* Start Data *

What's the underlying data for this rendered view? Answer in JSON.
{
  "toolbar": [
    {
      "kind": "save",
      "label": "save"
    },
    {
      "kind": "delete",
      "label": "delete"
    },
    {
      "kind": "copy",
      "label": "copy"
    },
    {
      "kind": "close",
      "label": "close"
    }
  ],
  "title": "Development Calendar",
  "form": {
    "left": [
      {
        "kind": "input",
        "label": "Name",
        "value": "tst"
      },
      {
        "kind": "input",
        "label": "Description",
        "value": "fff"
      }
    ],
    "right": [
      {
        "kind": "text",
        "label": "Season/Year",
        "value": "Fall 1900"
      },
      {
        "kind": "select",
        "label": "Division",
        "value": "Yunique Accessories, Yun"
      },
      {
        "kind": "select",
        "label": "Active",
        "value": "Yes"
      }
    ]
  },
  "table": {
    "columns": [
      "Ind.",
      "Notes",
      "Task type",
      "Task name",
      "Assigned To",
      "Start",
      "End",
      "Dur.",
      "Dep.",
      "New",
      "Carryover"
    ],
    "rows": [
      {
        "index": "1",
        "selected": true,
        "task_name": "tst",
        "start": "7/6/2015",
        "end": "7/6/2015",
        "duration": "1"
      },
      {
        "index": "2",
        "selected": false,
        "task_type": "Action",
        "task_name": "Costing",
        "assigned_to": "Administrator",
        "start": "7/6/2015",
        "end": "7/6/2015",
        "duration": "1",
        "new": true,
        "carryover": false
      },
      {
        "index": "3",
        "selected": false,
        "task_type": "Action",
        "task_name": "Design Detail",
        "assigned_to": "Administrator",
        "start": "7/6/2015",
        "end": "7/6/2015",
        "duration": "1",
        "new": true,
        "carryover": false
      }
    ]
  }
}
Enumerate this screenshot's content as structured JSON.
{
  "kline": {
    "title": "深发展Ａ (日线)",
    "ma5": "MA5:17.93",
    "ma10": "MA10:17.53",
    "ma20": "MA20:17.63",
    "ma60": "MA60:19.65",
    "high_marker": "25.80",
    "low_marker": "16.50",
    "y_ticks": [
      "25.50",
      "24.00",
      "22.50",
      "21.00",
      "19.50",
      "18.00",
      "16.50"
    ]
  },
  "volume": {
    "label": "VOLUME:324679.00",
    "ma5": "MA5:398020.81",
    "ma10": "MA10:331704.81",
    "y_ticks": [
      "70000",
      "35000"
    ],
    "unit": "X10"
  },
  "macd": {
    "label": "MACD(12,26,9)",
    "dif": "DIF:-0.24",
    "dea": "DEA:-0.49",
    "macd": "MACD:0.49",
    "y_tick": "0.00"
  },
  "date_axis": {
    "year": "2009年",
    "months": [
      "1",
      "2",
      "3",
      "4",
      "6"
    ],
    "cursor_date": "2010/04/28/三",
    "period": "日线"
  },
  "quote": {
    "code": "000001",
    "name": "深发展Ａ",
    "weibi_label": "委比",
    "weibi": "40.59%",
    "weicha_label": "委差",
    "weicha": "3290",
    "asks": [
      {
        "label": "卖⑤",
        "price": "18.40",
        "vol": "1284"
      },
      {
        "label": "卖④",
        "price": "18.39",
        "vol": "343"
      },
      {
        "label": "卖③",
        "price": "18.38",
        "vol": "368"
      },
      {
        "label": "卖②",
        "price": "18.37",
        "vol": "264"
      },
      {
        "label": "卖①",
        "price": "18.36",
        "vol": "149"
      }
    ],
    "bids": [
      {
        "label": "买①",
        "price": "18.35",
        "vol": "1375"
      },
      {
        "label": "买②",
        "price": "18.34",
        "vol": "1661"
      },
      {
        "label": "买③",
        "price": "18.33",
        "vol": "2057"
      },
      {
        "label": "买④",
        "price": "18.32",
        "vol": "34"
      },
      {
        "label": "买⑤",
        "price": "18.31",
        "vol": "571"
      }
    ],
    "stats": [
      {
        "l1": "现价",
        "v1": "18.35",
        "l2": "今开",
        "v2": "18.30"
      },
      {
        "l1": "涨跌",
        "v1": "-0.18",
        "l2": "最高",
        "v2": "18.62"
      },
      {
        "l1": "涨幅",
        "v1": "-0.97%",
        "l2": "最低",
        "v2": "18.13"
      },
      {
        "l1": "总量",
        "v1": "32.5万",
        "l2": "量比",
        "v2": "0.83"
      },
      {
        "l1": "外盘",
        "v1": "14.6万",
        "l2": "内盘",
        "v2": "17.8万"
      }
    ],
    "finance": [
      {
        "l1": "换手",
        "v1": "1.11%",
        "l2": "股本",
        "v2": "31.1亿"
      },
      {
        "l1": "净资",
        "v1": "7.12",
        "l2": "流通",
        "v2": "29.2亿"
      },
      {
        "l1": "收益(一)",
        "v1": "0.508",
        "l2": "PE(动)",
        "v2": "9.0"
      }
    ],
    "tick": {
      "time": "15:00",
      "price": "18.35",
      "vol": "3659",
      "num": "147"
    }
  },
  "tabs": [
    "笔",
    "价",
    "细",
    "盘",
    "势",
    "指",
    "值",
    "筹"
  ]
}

* End Data *

[Exercise aim] Make an exact copy of the material above.

[Exercise output]
What's the underlying data for this rendered view? Answer in JSON.
{
  "toolbar": [
    {
      "kind": "save",
      "label": "save"
    },
    {
      "kind": "delete",
      "label": "delete"
    },
    {
      "kind": "copy",
      "label": "copy"
    },
    {
      "kind": "close",
      "label": "close"
    }
  ],
  "title": "Development Calendar",
  "form": {
    "left": [
      {
        "kind": "input",
        "label": "Name",
        "value": "tst"
      },
      {
        "kind": "input",
        "label": "Description",
        "value": "fff"
      }
    ],
    "right": [
      {
        "kind": "text",
        "label": "Season/Year",
        "value": "Fall 1900"
      },
      {
        "kind": "select",
        "label": "Division",
        "value": "Yunique Accessories, Yun"
      },
      {
        "kind": "select",
        "label": "Active",
        "value": "Yes"
      }
    ]
  },
  "table": {
    "columns": [
      "Ind.",
      "Notes",
      "Task type",
      "Task name",
      "Assigned To",
      "Start",
      "End",
      "Dur.",
      "Dep.",
      "New",
      "Carryover"
    ],
    "rows": [
      {
        "index": "1",
        "selected": true,
        "task_name": "tst",
        "start": "7/6/2015",
        "end": "7/6/2015",
        "duration": "1"
      },
      {
        "index": "2",
        "selected": false,
        "task_type": "Action",
        "task_name": "Costing",
        "assigned_to": "Administrator",
        "start": "7/6/2015",
        "end": "7/6/2015",
        "duration": "1",
        "new": true,
        "carryover": false
      },
      {
        "index": "3",
        "selected": false,
        "task_type": "Action",
        "task_name": "Design Detail",
        "assigned_to": "Administrator",
        "start": "7/6/2015",
        "end": "7/6/2015",
        "duration": "1",
        "new": true,
        "carryover": false
      }
    ]
  }
}
Enumerate this screenshot's content as structured JSON.
{
  "kline": {
    "title": "深发展Ａ (日线)",
    "ma5": "MA5:17.93",
    "ma10": "MA10:17.53",
    "ma20": "MA20:17.63",
    "ma60": "MA60:19.65",
    "high_marker": "25.80",
    "low_marker": "16.50",
    "y_ticks": [
      "25.50",
      "24.00",
      "22.50",
      "21.00",
      "19.50",
      "18.00",
      "16.50"
    ]
  },
  "volume": {
    "label": "VOLUME:324679.00",
    "ma5": "MA5:398020.81",
    "ma10": "MA10:331704.81",
    "y_ticks": [
      "70000",
      "35000"
    ],
    "unit": "X10"
  },
  "macd": {
    "label": "MACD(12,26,9)",
    "dif": "DIF:-0.24",
    "dea": "DEA:-0.49",
    "macd": "MACD:0.49",
    "y_tick": "0.00"
  },
  "date_axis": {
    "year": "2009年",
    "months": [
      "1",
      "2",
      "3",
      "4",
      "6"
    ],
    "cursor_date": "2010/04/28/三",
    "period": "日线"
  },
  "quote": {
    "code": "000001",
    "name": "深发展Ａ",
    "weibi_label": "委比",
    "weibi": "40.59%",
    "weicha_label": "委差",
    "weicha": "3290",
    "asks": [
      {
        "label": "卖⑤",
        "price": "18.40",
        "vol": "1284"
      },
      {
        "label": "卖④",
        "price": "18.39",
        "vol": "343"
      },
      {
        "label": "卖③",
        "price": "18.38",
        "vol": "368"
      },
      {
        "label": "卖②",
        "price": "18.37",
        "vol": "264"
      },
      {
        "label": "卖①",
        "price": "18.36",
        "vol": "149"
      }
    ],
    "bids": [
      {
        "label": "买①",
        "price": "18.35",
        "vol": "1375"
      },
      {
        "label": "买②",
        "price": "18.34",
        "vol": "1661"
      },
      {
        "label": "买③",
        "price": "18.33",
        "vol": "2057"
      },
      {
        "label": "买④",
        "price": "18.32",
        "vol": "34"
      },
      {
        "label": "买⑤",
        "price": "18.31",
        "vol": "571"
      }
    ],
    "stats": [
      {
        "l1": "现价",
        "v1": "18.35",
        "l2": "今开",
        "v2": "18.30"
      },
      {
        "l1": "涨跌",
        "v1": "-0.18",
        "l2": "最高",
        "v2": "18.62"
      },
      {
        "l1": "涨幅",
        "v1": "-0.97%",
        "l2": "最低",
        "v2": "18.13"
      },
      {
        "l1": "总量",
        "v1": "32.5万",
        "l2": "量比",
        "v2": "0.83"
      },
      {
        "l1": "外盘",
        "v1": "14.6万",
        "l2": "内盘",
        "v2": "17.8万"
      }
    ],
    "finance": [
      {
        "l1": "换手",
        "v1": "1.11%",
        "l2": "股本",
        "v2": "31.1亿"
      },
      {
        "l1": "净资",
        "v1": "7.12",
        "l2": "流通",
        "v2": "29.2亿"
      },
      {
        "l1": "收益(一)",
        "v1": "0.508",
        "l2": "PE(动)",
        "v2": "9.0"
      }
    ],
    "tick": {
      "time": "15:00",
      "price": "18.35",
      "vol": "3659",
      "num": "147"
    }
  },
  "tabs": [
    "笔",
    "价",
    "细",
    "盘",
    "势",
    "指",
    "值",
    "筹"
  ]
}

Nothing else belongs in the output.